● What is asked: Determine how many lines of the entries contain "autres". Reply with that number alone.
-- Record extracts start --
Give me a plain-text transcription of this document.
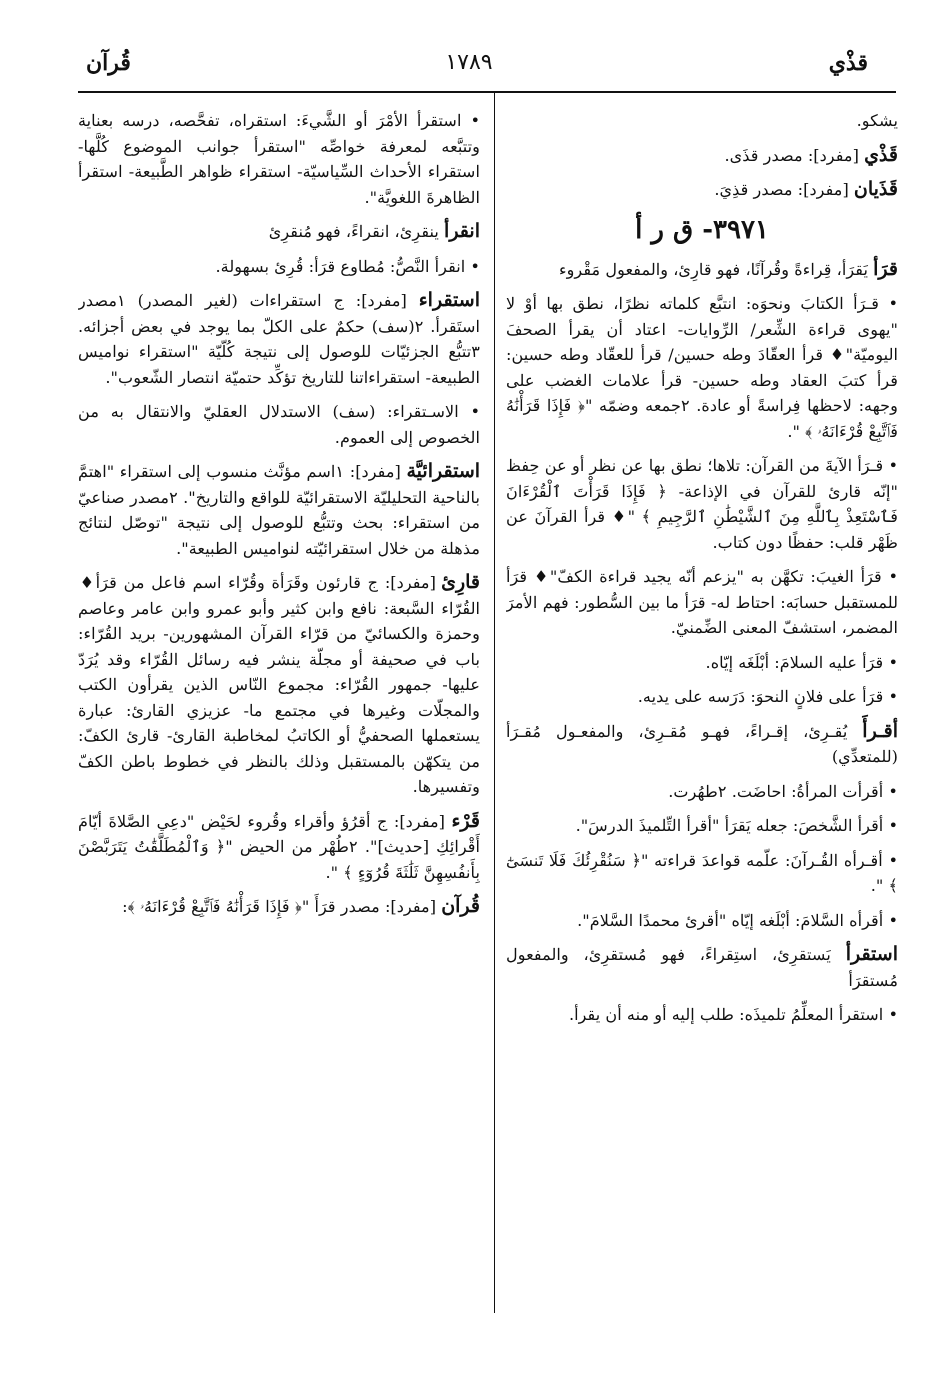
قُرآن	١٧٨٩	قذْي

يشكو.

قَذْي [مفرد]: مصدر قذَى.

قَذَيان [مفرد]: مصدر قذِيَ.

٣٩٧١- ق ر أ

قرَأ يَقرَأ، قِراءةً وقُرآنًا، فهو قارِئ، والمفعول مَقْروء

• قـرَأ الكتابَ ونحوَه: انتبَّع كلماته نظرًا، نطق بها أوْ لا "يهوى قراءة الشِّعر/ الرِّوايات- اعتاد أن يقرأ الصحفَ اليوميّة"♦ قرأ العقّادَ وطه حسين/ قرأ للعقّاد وطه حسين: قرأ كتبَ العقاد وطه حسين- قرأ علامات الغضب على وجهه: لاحظها فِراسةً أو عادة. ٢جمعه وضمّه "﴿ فَإِذَا قَرَأْنَٰهُ فَٱتَّبِعْ قُرْءَانَهُۥ ﴾ ".

• قـرَأ الآيةَ من القرآن: تلاها؛ نطق بها عن نظر أو عن حِفظ "إنّه قارئ للقرآن في الإذاعة- ﴿ فَإِذَا قَرَأْتَ ٱلْقُرْءَانَ فَٱسْتَعِذْ بِٱللَّهِ مِنَ ٱلشَّيْطَٰنِ ٱلرَّجِيمِ ﴾ "♦ قرأ القرآنَ عن ظَهْر قلب: حفظًا دون كتاب.

• قرَأ الغيبَ: تكهَّن به "يزعم أنّه يجيد قراءة الكفّ"♦ قرَأ للمستقبل حسابَه: احتاط له- قرَأ ما بين السُّطور: فهم الأمرَ المضمر، استشفّ المعنى الضِّمنيّ.

• قرَأ عليه السلامَ: أبْلَغَه إيّاه.

• قرَأ على فلانٍ النحوَ: دَرَسه على يديه.

أقـرأَ يُقـرِئ، إقـراءً، فهـو مُقـرِئ، والمفعـول مُقـرَأ (للمتعدِّي)

• أقرأت المرأةُ: احاضَت. ٢طهُرت.

• أقرأ الشَّخصَ: جعله يَقرَأ "أقرأ التِّلميذَ الدرسَ".

• أقـرأه القُـرآنَ: علّمه قواعدَ قراءته "﴿ سَنُقْرِئُكَ فَلَا تَنسَىٰٓ ﴾ ".

• أقرأه السَّلامَ: أبْلَغه إيّاه "أقرئ محمدًا السَّلامَ".

استقرأ يَستقرِئ، استِقراءً، فهو مُستقرِئ، والمفعول مُستقرَأ

• استقرأ المعلِّمُ تلميذَه: طلب إليه أو منه أن يقرأ.

• استقرأ الأمْرَ أو الشَّيءَ: استقراه، تفحَّصه، درسه بعناية وتتبَّعه لمعرفة خواصِّه "استقرأ جوانب الموضوع كُلَّها- استقراء الأحداث السِّياسيّة- استقراء ظواهر الطَّبيعة- استقرأ الظاهرةَ اللغويَّة".

انقرأ ينقرِئ، انقراءً، فهو مُنقرِئ

• انقرأ النَّصُّ: مُطاوع قرَأ: قُرِئ بسهولة.

استقراء [مفرد]: ج استقراءات (لغير المصدر) ١مصدر استَقرأ. ٢(سف) حكمٌ على الكلّ بما يوجد في بعض أجزائه. ٣تتبُّع الجزئيّات للوصول إلى نتيجة كُلّيّة "استقراء نواميس الطبيعة- استقراءاتنا للتاريخ تؤكِّد حتميّة انتصار الشّعوب".

• الاسـتقراء: (سف) الاستدلال العقليّ والانتقال به من الخصوص إلى العموم.

استقرائيَّة [مفرد]: ١اسم مؤنَّث منسوب إلى استقراء "اهتمَّ بالناحية التحليليّة الاستقرائيّة للواقع والتاريخ". ٢مصدر صناعيّ من استقراء: بحث وتتبُّع للوصول إلى نتيجة "توصّل لنتائج مذهلة من خلال استقرائيّته لنواميس الطبيعة".

قارِئ [مفرد]: ج قارئون وقَرَأة وقُرّاء اسم فاعل من قرَأ♦ القُرّاء السَّبعة: نافع وابن كثير وأبو عمرو وابن عامر وعاصم وحمزة والكسائيّ من قرّاء القرآن المشهورين- بريد القُرّاء: باب في صحيفة أو مجلّة ينشر فيه رسائل القُرّاء وقد يُرَدّ عليها- جمهور القُرّاء: مجموع النّاس الذين يقرأون الكتب والمجلّات وغيرها في مجتمع ما- عزيزي القارئ: عبارة يستعملها الصحفيُّ أو الكاتبُ لمخاطبة القارئ- قارئ الكفّ: من يتكهّن بالمستقبل وذلك بالنظر في خطوط باطن الكفّ وتفسيرها.

قَرْء [مفرد]: ج أقرُؤ وأقراء وقُروء لحَيْض "دعِي الصَّلاةَ أيّامَ أَقْرائِكِ [حديث]". ٢طُهْر من الحيض "﴿ وَٱلْمُطَلَّقَٰتُ يَتَرَبَّصْنَ بِأَنفُسِهِنَّ ثَلَٰثَةَ قُرُوٓءٍ ﴾ ".

قُرآن [مفرد]: مصدر قرَأَ "﴿ فَإِذَا قَرَأْنَٰهُ فَٱتَّبِعْ قُرْءَانَهُۥ ﴾:
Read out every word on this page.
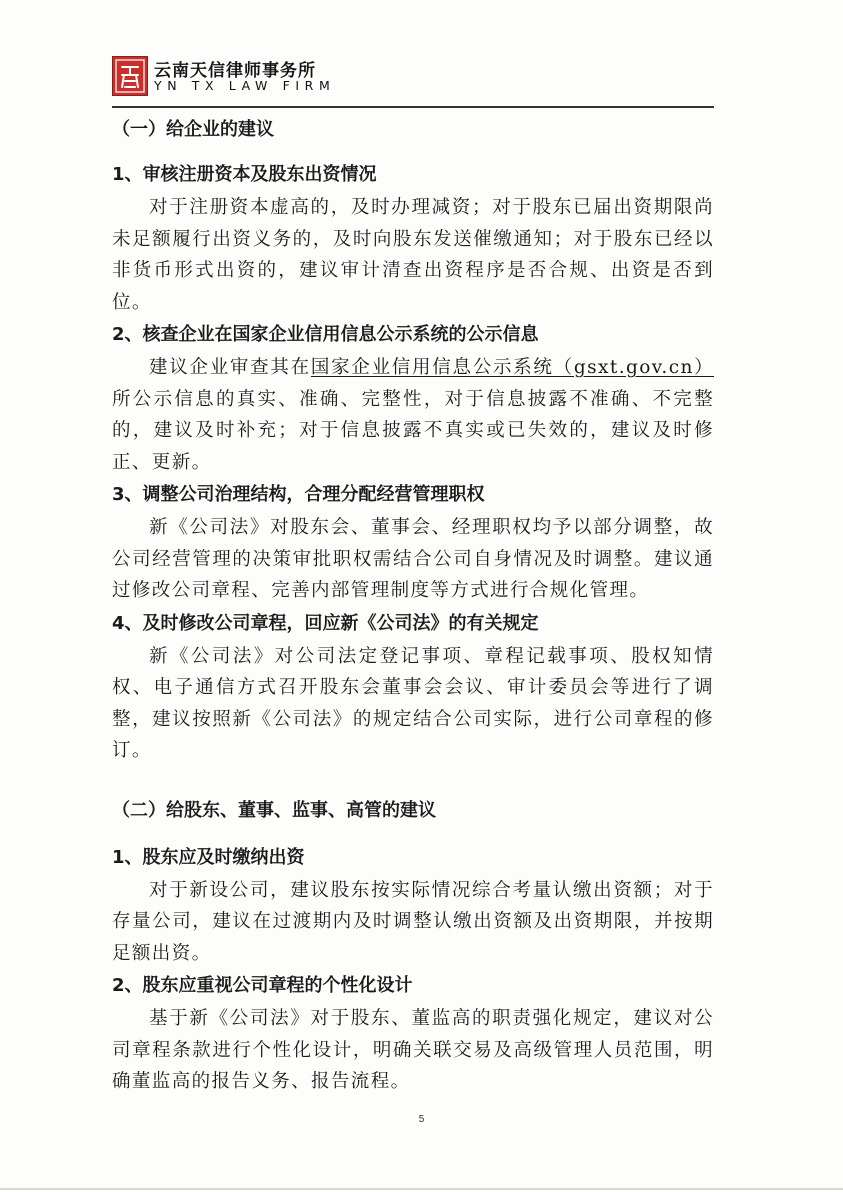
云南天信律师事务所
YN TX LAW FIRM
（一）给企业的建议
1、审核注册资本及股东出资情况

对于注册资本虚高的，及时办理减资；对于股东已届出资期限尚未足额履行出资义务的，及时向股东发送催缴通知；对于股东已经以非货币形式出资的，建议审计清查出资程序是否合规、出资是否到位。

2、核查企业在国家企业信用信息公示系统的公示信息

建议企业审查其在国家企业信用信息公示系统（gsxt.gov.cn）所公示信息的真实、准确、完整性，对于信息披露不准确、不完整的，建议及时补充；对于信息披露不真实或已失效的，建议及时修正、更新。

3、调整公司治理结构，合理分配经营管理职权

新《公司法》对股东会、董事会、经理职权均予以部分调整，故公司经营管理的决策审批职权需结合公司自身情况及时调整。建议通过修改公司章程、完善内部管理制度等方式进行合规化管理。

4、及时修改公司章程，回应新《公司法》的有关规定

新《公司法》对公司法定登记事项、章程记载事项、股权知情权、电子通信方式召开股东会董事会会议、审计委员会等进行了调整，建议按照新《公司法》的规定结合公司实际，进行公司章程的修订。

（二）给股东、董事、监事、高管的建议
1、股东应及时缴纳出资

对于新设公司，建议股东按实际情况综合考量认缴出资额；对于存量公司，建议在过渡期内及时调整认缴出资额及出资期限，并按期足额出资。

2、股东应重视公司章程的个性化设计

基于新《公司法》对于股东、董监高的职责强化规定，建议对公司章程条款进行个性化设计，明确关联交易及高级管理人员范围，明确董监高的报告义务、报告流程。

5
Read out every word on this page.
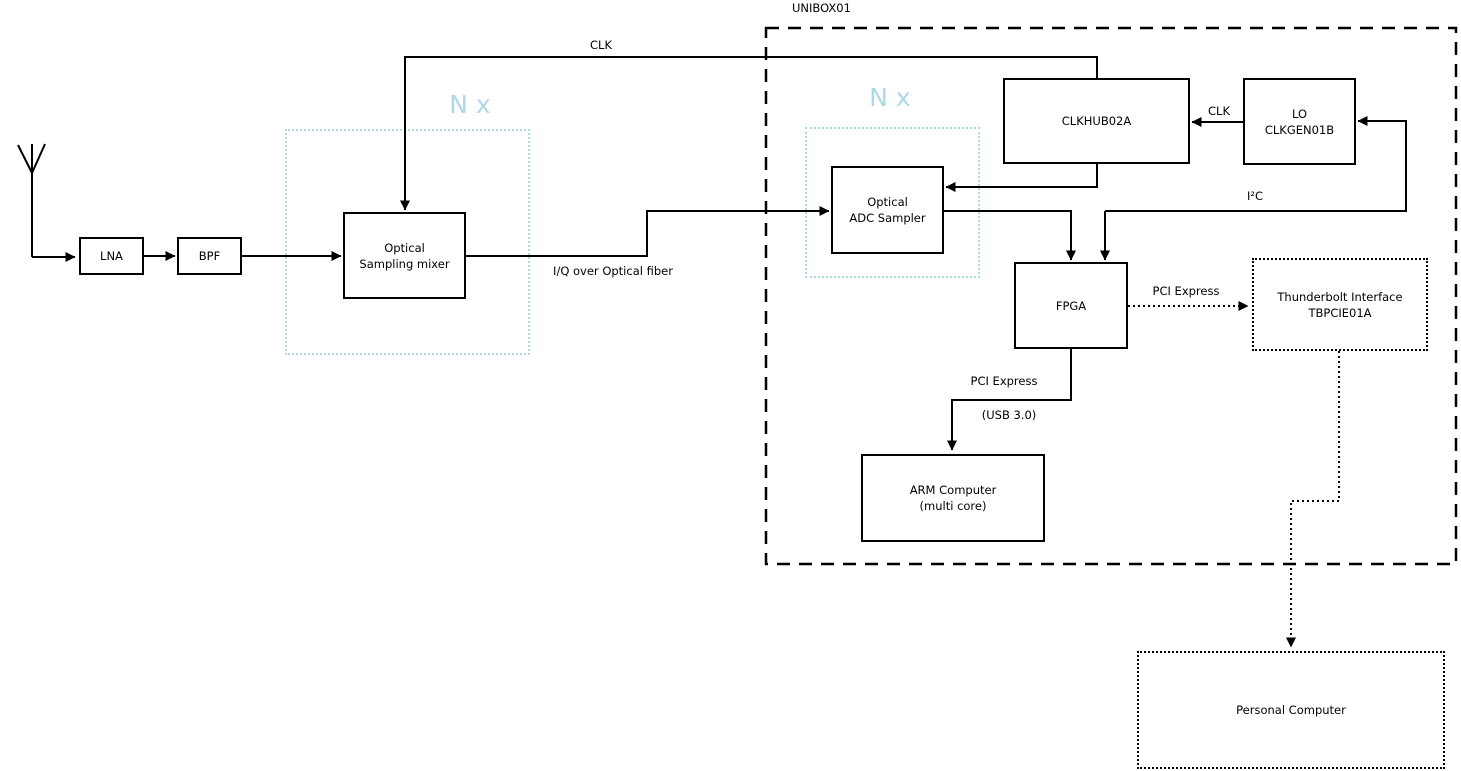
UNIBOX01
N x	N x
LNA	BPF
Optical
Sampling mixer
Optical
ADC Sampler
CLKHUB02A
LO
CLKGEN01B
FPGA
ARM Computer
(multi core)
Thunderbolt Interface
TBPCIE01A
Personal Computer
CLK
I/Q over Optical fiber
CLK
I²C
PCI Express
PCI Express
(USB 3.0)
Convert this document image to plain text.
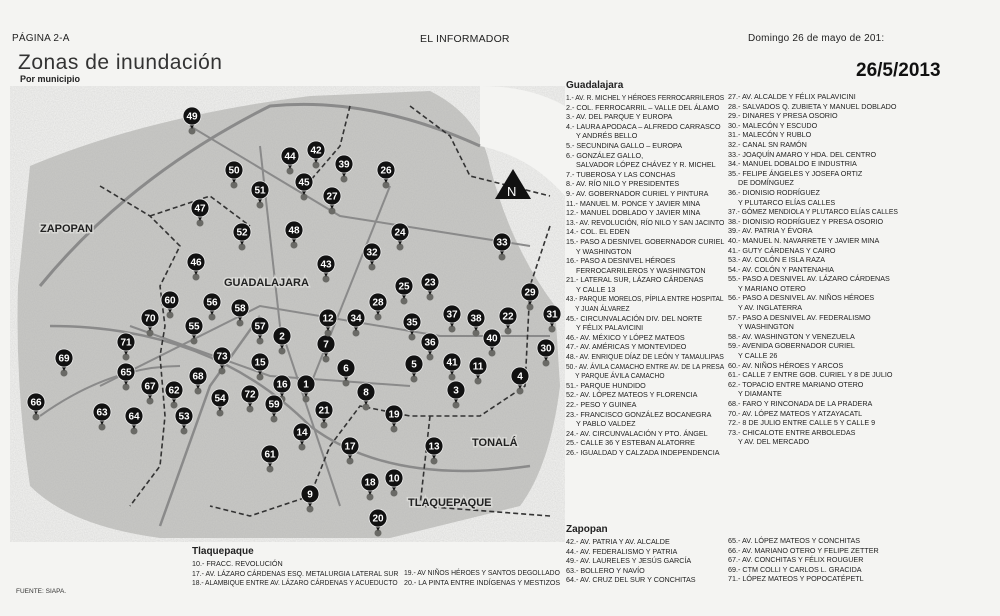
PÁGINA 2-A	EL INFORMADOR	Domingo 26 de mayo de 201:
Zonas de inundación
Por municipio	26/5/2013
ZAPOPAN
GUADALAJARA
TONALÁ
TLAQUEPAQUE
N
1
2
3
4
5
6
7
8
9
10
11
12
13
14
15
16
17
18
19
20
21
22
23
24
25
26
27
28
29
30
31
32
33
34	35
36
37 38
39
40
41
42
43
44
45
46
47
48
49
50
51
52
53
54
55
56
57
58
59
60
61
62
63 64
65
66
67
68
69
70
71
72
73
Guadalajara
1.- AV. R. MICHEL Y HÉROES FERROCARRILEROS
2.- COL. FERROCARRIL – VALLE DEL ÁLAMO
3.- AV. DEL PARQUE Y EUROPA
4.- LAURA APODACA – ALFREDO CARRASCO
Y ANDRÉS BELLO
5.- SECUNDINA GALLO – EUROPA
6.- GONZÁLEZ GALLO,
SALVADOR LÓPEZ CHÁVEZ Y R. MICHEL
7.- TUBEROSA Y LAS CONCHAS
8.- AV. RÍO NILO Y PRESIDENTES
9.- AV. GOBERNADOR CURIEL Y PINTURA
11.- MANUEL M. PONCE Y JAVIER MINA
12.- MANUEL DOBLADO Y JAVIER MINA
13.- AV. REVOLUCIÓN, RÍO NILO Y SAN JACINTO
14.- COL. EL EDEN
15.- PASO A DESNIVEL GOBERNADOR CURIEL
Y WASHINGTON
16.- PASO A DESNIVEL HÉROES
FERROCARRILEROS Y WASHINGTON
21.- LATERAL SUR, LÁZARO CÁRDENAS
Y CALLE 13
43.- PARQUE MORELOS, PÍPILA ENTRE HOSPITAL
Y JUAN ÁLVAREZ
45.- CIRCUNVALACIÓN DIV. DEL NORTE
Y FÉLIX PALAVICINI
46.- AV. MÉXICO Y LÓPEZ MATEOS
47.- AV. AMÉRICAS Y MONTEVIDEO
48.- AV. ENRIQUE DÍAZ DE LEÓN Y TAMAULIPAS
50.- AV. ÁVILA CAMACHO ENTRE AV. DE LA PRESA
Y PARQUE ÁVILA CAMACHO
51.- PARQUE HUNDIDO
52.- AV. LÓPEZ MATEOS Y FLORENCIA
22.- PESO Y GUINEA
23.- FRANCISCO GONZÁLEZ BOCANEGRA
Y PABLO VALDEZ
24.- AV. CIRCUNVALACIÓN Y PTO. ÁNGEL
25.- CALLE 36 Y ESTEBAN ALATORRE
26.- IGUALDAD Y CALZADA INDEPENDENCIA
27.- AV. ALCALDE Y FÉLIX PALAVICINI
28.- SALVADOS Q. ZUBIETA Y MANUEL DOBLADO
29.- DINARES Y PRESA OSORIO
30.- MALECÓN Y ESCUDO
31.- MALECÓN Y RUBLO
32.- CANAL SN RAMÓN
33.- JOAQUÍN AMARO Y HDA. DEL CENTRO
34.- MANUEL DOBALDO E INDUSTRIA
35.- FELIPE ÁNGELES Y JOSEFA ORTIZ
DE DOMÍNGUEZ
36.- DIONISIO RODRÍGUEZ
Y PLUTARCO ELÍAS CALLES
37.- GÓMEZ MENDIOLA Y PLUTARCO ELÍAS CALLES
38.- DIONISIO RODRÍGUEZ Y PRESA OSORIO
39.- AV. PATRIA Y ÉVORA
40.- MANUEL N. NAVARRETE Y JAVIER MINA
41.- GUTY CÁRDENAS Y CAIRO
53.- AV. COLÓN E ISLA RAZA
54.- AV. COLÓN Y PANTENAHIA
55.- PASO A DESNIVEL AV. LÁZARO CÁRDENAS
Y MARIANO OTERO
56.- PASO A DESNIVEL AV. NIÑOS HÉROES
Y AV. INGLATERRA
57.- PASO A DESNIVEL AV. FEDERALISMO
Y WASHINGTON
58.- AV. WASHINGTON Y VENEZUELA
59.- AVENIDA GOBERNADOR CURIEL
Y CALLE 26
60.- AV. NIÑOS HÉROES Y ARCOS
61.- CALLE 7 ENTRE GOB. CURIEL Y 8 DE JULIO
62.- TOPACIO ENTRE MARIANO OTERO
Y DIAMANTE
68.- FARO Y RINCONADA DE LA PRADERA
70.- AV. LÓPEZ MATEOS Y ATZAYACATL
72.- 8 DE JULIO ENTRE CALLE 5 Y CALLE 9
73.- CHICALOTE ENTRE ARBOLEDAS
Y AV. DEL MERCADO
Zapopan
42.- AV. PATRIA Y AV. ALCALDE
44.- AV. FEDERALISMO Y PATRIA
49.- AV. LAURELES Y JESÚS GARCÍA
63.- BOLLERO Y NAVÍO
64.- AV. CRUZ DEL SUR Y CONCHITAS
65.- AV. LÓPEZ MATEOS Y CONCHITAS
66.- AV. MARIANO OTERO Y FELIPE ZETTER
67.- AV. CONCHITAS Y FÉLIX ROUGUER
69.- CTM COLLI Y CARLOS L. GRACIDA
71.- LÓPEZ MATEOS Y POPOCATÉPETL
Tlaquepaque
10.- FRACC. REVOLUCIÓN
17.- AV. LÁZARO CÁRDENAS ESQ. METALURGIA LATERAL SUR
18.- ALAMBIQUE ENTRE AV. LÁZARO CÁRDENAS Y ACUEDUCTO
19.- AV NIÑOS HÉROES Y SANTOS DEGOLLADO
20.- LA PINTA ENTRE INDÍGENAS Y MESTIZOS
FUENTE: SIAPA.
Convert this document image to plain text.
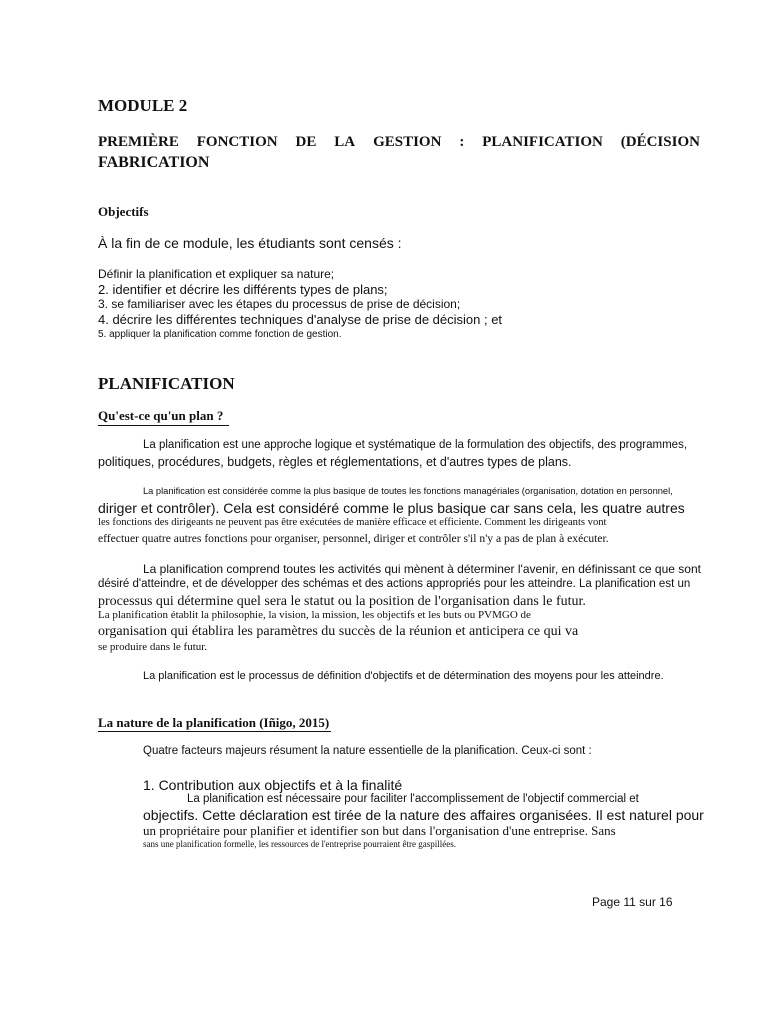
MODULE 2
PREMIÈRE FONCTION DE LA GESTION : PLANIFICATION (DÉCISION
FABRICATION
Objectifs
À la fin de ce module, les étudiants sont censés :
Définir la planification et expliquer sa nature;
2. identifier et décrire les différents types de plans;
3. se familiariser avec les étapes du processus de prise de décision;
4. décrire les différentes techniques d'analyse de prise de décision ; et
5. appliquer la planification comme fonction de gestion.
PLANIFICATION
Qu'est-ce qu'un plan ?
La planification est une approche logique et systématique de la formulation des objectifs, des programmes,
politiques, procédures, budgets, règles et réglementations, et d'autres types de plans.
La planification est considérée comme la plus basique de toutes les fonctions managériales (organisation, dotation en personnel,
diriger et contrôler). Cela est considéré comme le plus basique car sans cela, les quatre autres
les fonctions des dirigeants ne peuvent pas être exécutées de manière efficace et efficiente. Comment les dirigeants vont
effectuer quatre autres fonctions pour organiser, personnel, diriger et contrôler s'il n'y a pas de plan à exécuter.
La planification comprend toutes les activités qui mènent à déterminer l'avenir, en définissant ce que sont
désiré d'atteindre, et de développer des schémas et des actions appropriés pour les atteindre. La planification est un
processus qui détermine quel sera le statut ou la position de l'organisation dans le futur.
La planification établit la philosophie, la vision, la mission, les objectifs et les buts ou PVMGO de
organisation qui établira les paramètres du succès de la réunion et anticipera ce qui va
se produire dans le futur.
La planification est le processus de définition d'objectifs et de détermination des moyens pour les atteindre.
La nature de la planification (Iñigo, 2015)
Quatre facteurs majeurs résument la nature essentielle de la planification. Ceux-ci sont :
1. Contribution aux objectifs et à la finalité
La planification est nécessaire pour faciliter l'accomplissement de l'objectif commercial et
objectifs. Cette déclaration est tirée de la nature des affaires organisées. Il est naturel pour
un propriétaire pour planifier et identifier son but dans l'organisation d'une entreprise. Sans
sans une planification formelle, les ressources de l'entreprise pourraient être gaspillées.
Page 11 sur 16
-- Record extracts end --
● Task output: 3